begin Input records

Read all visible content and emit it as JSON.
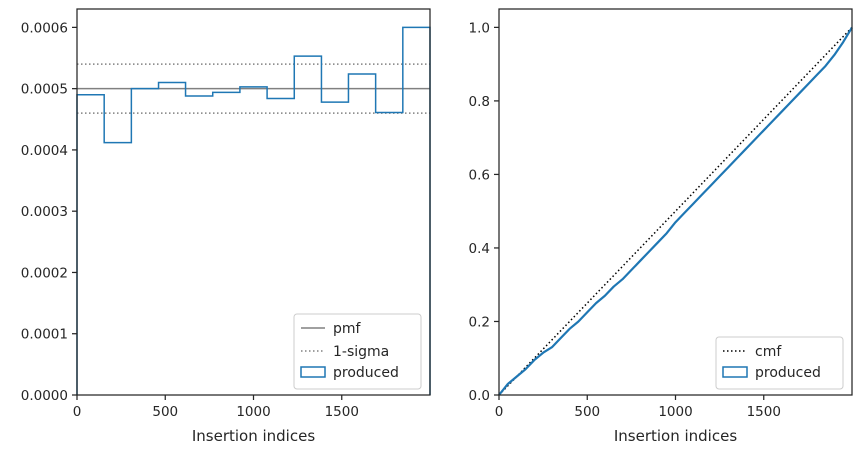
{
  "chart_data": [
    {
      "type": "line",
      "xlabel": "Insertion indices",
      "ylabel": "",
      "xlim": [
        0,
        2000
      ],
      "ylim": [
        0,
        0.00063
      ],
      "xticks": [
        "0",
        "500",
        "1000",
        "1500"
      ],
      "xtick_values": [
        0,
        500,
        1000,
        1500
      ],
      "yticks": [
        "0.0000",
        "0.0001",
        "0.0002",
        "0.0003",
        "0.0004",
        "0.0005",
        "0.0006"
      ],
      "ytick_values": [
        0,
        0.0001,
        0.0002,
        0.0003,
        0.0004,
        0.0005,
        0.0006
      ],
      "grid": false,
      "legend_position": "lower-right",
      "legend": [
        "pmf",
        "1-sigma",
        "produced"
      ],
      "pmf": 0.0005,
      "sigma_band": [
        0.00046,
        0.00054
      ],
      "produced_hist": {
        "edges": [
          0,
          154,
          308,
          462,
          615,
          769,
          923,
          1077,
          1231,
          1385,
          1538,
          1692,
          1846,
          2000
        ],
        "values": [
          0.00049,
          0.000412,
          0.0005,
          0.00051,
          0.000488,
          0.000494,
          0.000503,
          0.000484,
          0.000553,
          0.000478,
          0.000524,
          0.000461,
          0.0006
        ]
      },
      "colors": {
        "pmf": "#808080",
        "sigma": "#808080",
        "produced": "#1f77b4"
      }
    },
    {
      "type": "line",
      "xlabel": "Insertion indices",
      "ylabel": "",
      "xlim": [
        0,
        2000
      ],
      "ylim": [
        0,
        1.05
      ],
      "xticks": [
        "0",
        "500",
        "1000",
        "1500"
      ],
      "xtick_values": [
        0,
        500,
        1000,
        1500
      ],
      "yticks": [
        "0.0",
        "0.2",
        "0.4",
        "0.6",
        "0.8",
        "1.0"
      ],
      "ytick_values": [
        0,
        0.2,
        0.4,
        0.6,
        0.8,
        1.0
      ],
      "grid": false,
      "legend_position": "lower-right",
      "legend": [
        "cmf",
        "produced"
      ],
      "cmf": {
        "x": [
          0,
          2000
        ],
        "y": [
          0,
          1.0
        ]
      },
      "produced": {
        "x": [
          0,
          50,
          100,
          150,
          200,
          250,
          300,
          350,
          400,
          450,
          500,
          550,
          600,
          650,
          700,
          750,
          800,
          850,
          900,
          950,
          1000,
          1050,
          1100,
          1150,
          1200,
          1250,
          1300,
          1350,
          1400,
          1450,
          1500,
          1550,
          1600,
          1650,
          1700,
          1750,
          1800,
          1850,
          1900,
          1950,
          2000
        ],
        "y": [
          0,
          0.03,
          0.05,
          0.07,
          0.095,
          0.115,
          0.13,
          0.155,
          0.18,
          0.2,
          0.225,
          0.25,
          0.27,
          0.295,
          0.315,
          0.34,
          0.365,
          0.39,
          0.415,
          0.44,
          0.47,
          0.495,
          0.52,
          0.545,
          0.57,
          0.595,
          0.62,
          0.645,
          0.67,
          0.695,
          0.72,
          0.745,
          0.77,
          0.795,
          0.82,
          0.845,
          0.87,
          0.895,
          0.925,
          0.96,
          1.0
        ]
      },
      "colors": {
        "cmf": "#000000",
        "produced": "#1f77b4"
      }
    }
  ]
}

end Input records
begin Input records

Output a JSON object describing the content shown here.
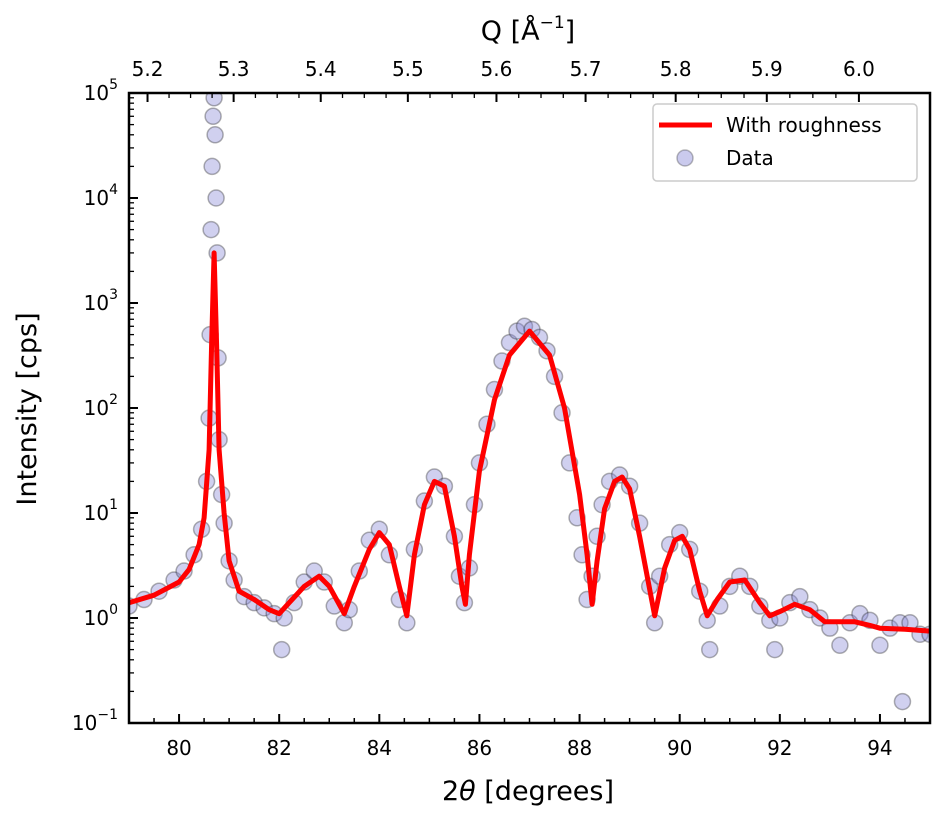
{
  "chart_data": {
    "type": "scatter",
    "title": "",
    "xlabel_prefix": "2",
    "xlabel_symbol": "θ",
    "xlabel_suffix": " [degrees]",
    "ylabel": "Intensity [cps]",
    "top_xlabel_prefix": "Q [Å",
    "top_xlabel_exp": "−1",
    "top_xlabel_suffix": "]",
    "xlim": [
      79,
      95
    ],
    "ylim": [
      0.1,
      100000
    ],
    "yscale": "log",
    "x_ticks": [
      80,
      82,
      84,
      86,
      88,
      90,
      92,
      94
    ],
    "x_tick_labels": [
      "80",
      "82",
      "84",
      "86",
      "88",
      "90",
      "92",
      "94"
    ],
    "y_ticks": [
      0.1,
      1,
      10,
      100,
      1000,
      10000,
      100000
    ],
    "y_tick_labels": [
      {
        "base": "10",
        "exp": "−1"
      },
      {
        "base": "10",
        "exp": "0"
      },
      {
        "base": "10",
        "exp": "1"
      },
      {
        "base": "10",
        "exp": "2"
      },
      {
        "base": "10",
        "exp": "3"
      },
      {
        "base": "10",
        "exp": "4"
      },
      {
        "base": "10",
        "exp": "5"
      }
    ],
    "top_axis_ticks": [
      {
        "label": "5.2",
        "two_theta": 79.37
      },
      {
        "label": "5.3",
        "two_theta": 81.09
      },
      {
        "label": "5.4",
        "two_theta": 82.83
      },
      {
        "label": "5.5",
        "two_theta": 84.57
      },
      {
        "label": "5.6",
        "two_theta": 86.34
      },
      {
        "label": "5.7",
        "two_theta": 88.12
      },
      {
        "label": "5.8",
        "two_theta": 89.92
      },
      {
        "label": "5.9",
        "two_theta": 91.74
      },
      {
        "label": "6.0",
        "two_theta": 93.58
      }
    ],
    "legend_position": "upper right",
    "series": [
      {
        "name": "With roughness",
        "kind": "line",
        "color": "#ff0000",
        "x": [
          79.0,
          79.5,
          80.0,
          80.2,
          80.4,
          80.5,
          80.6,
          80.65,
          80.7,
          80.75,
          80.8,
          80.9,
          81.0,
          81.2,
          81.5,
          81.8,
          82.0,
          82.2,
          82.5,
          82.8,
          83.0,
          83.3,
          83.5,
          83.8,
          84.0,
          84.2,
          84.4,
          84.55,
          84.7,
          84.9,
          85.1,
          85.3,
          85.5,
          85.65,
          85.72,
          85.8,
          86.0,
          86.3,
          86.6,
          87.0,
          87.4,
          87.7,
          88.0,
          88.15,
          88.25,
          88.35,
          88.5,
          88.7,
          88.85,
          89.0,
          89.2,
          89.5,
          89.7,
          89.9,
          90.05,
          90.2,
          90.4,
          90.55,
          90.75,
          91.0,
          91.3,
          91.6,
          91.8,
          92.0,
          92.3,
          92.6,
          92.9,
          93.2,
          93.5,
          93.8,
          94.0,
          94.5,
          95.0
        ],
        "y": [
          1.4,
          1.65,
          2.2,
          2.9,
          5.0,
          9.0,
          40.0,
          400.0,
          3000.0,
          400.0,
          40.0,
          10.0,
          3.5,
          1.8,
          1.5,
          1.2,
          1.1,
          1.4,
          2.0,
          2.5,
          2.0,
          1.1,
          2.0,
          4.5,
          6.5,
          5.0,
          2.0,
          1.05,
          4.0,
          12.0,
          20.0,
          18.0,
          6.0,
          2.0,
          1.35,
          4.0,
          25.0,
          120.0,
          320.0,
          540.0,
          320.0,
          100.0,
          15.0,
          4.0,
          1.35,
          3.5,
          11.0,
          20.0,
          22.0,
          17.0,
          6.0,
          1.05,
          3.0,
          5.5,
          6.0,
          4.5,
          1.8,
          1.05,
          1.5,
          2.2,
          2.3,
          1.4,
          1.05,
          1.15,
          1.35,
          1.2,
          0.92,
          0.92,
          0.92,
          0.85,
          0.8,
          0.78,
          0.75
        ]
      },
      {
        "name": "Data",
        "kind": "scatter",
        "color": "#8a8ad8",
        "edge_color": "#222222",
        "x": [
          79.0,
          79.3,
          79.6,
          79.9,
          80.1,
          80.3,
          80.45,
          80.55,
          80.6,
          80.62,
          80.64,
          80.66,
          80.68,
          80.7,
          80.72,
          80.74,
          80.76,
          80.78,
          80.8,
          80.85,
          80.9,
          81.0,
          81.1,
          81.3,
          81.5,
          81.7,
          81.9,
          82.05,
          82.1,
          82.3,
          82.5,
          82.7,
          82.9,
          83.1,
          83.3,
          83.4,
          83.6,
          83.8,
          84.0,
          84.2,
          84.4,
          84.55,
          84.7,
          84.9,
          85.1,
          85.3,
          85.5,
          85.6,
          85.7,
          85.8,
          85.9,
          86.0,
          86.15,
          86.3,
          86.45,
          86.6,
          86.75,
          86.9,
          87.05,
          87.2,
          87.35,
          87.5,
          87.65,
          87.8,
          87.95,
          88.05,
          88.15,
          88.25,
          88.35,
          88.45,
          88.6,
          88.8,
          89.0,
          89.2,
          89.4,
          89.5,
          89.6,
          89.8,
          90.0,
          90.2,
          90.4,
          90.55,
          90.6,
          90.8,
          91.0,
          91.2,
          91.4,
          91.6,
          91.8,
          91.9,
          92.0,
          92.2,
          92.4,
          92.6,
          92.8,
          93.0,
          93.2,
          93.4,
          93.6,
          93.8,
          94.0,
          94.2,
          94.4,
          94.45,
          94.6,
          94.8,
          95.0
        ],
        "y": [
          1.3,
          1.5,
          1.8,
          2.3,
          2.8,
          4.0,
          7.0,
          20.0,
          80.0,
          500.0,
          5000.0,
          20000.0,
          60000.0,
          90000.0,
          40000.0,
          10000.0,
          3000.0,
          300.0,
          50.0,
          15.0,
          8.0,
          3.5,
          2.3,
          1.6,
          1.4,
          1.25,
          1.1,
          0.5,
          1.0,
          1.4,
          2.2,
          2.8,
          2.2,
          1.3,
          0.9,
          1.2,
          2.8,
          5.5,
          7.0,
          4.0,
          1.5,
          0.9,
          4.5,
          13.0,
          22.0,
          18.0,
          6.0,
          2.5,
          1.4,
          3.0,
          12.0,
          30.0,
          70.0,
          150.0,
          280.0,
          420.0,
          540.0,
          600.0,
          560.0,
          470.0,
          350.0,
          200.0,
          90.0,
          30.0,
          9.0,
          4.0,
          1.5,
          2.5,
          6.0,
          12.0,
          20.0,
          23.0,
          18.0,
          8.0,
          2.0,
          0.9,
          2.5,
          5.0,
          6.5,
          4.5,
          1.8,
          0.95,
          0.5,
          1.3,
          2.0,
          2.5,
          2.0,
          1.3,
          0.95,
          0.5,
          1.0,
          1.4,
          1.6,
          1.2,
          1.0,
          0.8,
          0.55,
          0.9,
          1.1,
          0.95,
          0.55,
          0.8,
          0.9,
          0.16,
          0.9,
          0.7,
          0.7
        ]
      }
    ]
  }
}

end Input records

- **Stated goal**: Identify every line above with the string "content" in it. Copy those lines.

- **Answer**:
Read all visible content and emit it as JSON.
Output a JSON object describing the content shown here.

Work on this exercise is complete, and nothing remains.